• [Problem requirements]
Report the count of lines where the string "elevato" appears, and nothing else.

(Stored records)
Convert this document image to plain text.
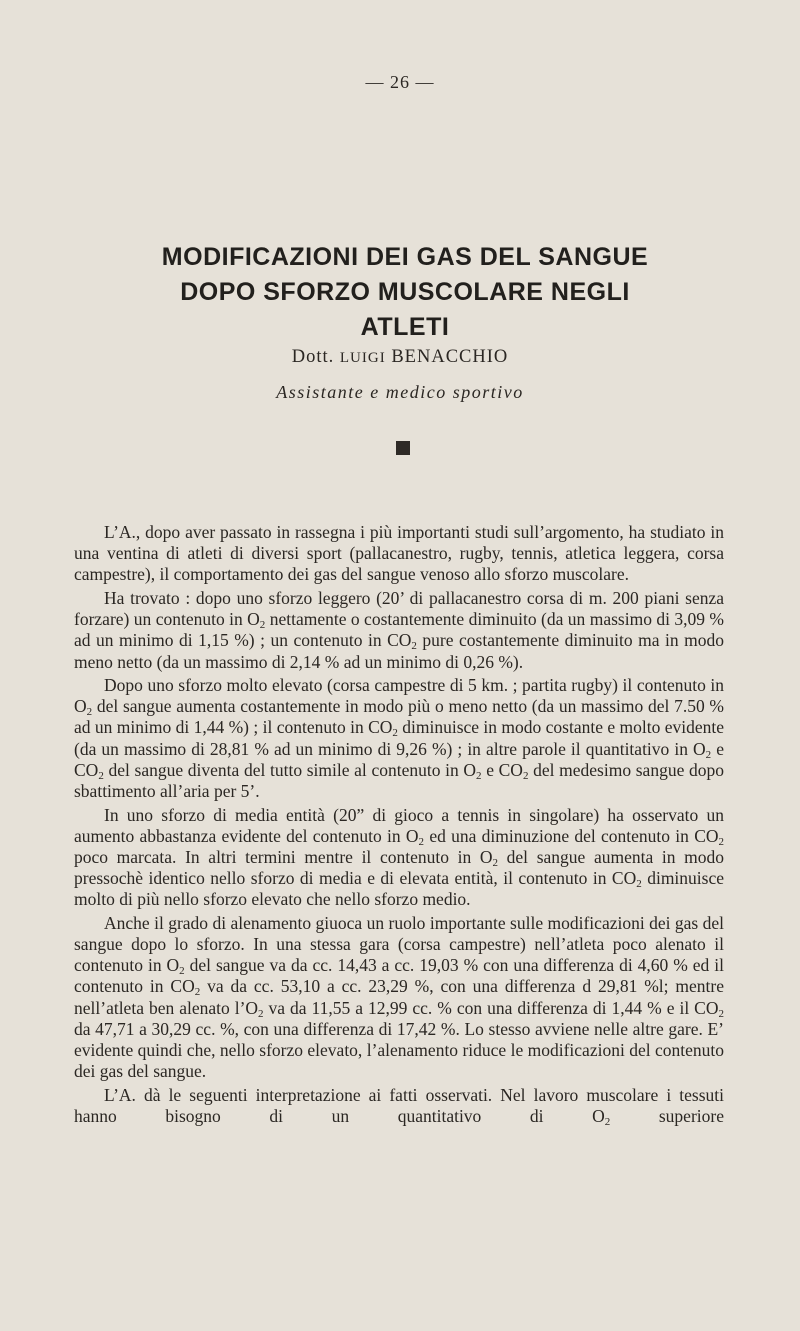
— 26 —
MODIFICAZIONI DEI GAS DEL SANGUE
DOPO SFORZO MUSCOLARE NEGLI
ATLETI
Dott. LUIGI BENACCHIO
Assistante e medico sportivo

L’A., dopo aver passato in rassegna i più importanti studi sull’argomento, ha studiato in una ventina di atleti di diversi sport (pallacanestro, rugby, tennis, atletica leggera, corsa campestre), il comportamento dei gas del sangue venoso allo sforzo muscolare.

Ha trovato : dopo uno sforzo leggero (20’ di pallacanestro corsa di m. 200 piani senza forzare) un contenuto in $O_2$ nettamente o costantemente diminuito (da un massimo di 3,09 % ad un minimo di 1,15 %) ; un contenuto in $CO_2$ pure costantemente diminuito ma in modo meno netto (da un massimo di 2,14 % ad un minimo di 0,26 %).

Dopo uno sforzo molto elevato (corsa campestre di 5 km. ; partita rugby) il contenuto in $O_2$ del sangue aumenta costantemente in modo più o meno netto (da un massimo del 7.50 % ad un minimo di 1,44 %) ; il contenuto in $CO_2$ diminuisce in modo costante e molto evidente (da un massimo di 28,81 % ad un minimo di 9,26 %) ; in altre parole il quantitativo in $O_2$ e $CO_2$ del sangue diventa del tutto simile al contenuto in $O_2$ e $CO_2$ del medesimo sangue dopo sbattimento all’aria per 5’.

In uno sforzo di media entità (20” di gioco a tennis in singolare) ha osservato un aumento abbastanza evidente del contenuto in $O_2$ ed una diminuzione del contenuto in $CO_2$ poco marcata. In altri termini mentre il contenuto in $O_2$ del sangue aumenta in modo pressochè identico nello sforzo di media e di elevata entità, il contenuto in $CO_2$ diminuisce molto di più nello sforzo elevato che nello sforzo medio.

Anche il grado di alenamento giuoca un ruolo importante sulle modificazioni dei gas del sangue dopo lo sforzo. In una stessa gara (corsa campestre) nell’atleta poco alenato il contenuto in $O_2$ del sangue va da cc. 14,43 a cc. 19,03 % con una differenza di 4,60 % ed il contenuto in $CO_2$ va da cc. 53,10 a cc. 23,29 %, con una differenza d 29,81 %l; mentre nell’atleta ben alenato $l’O_2$ va da 11,55 a 12,99 cc. % con una differenza di 1,44 % e il $CO_2$ da 47,71 a 30,29 cc. %, con una differenza di 17,42 %. Lo stesso avviene nelle altre gare. E’ evidente quindi che, nello sforzo elevato, l’alenamento riduce le modificazioni del contenuto dei gas del sangue.

L’A. dà le seguenti interpretazione ai fatti osservati. Nel lavoro muscolare i tessuti hanno bisogno di un quantitativo di $O_2$ superiore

• [Task answer]
3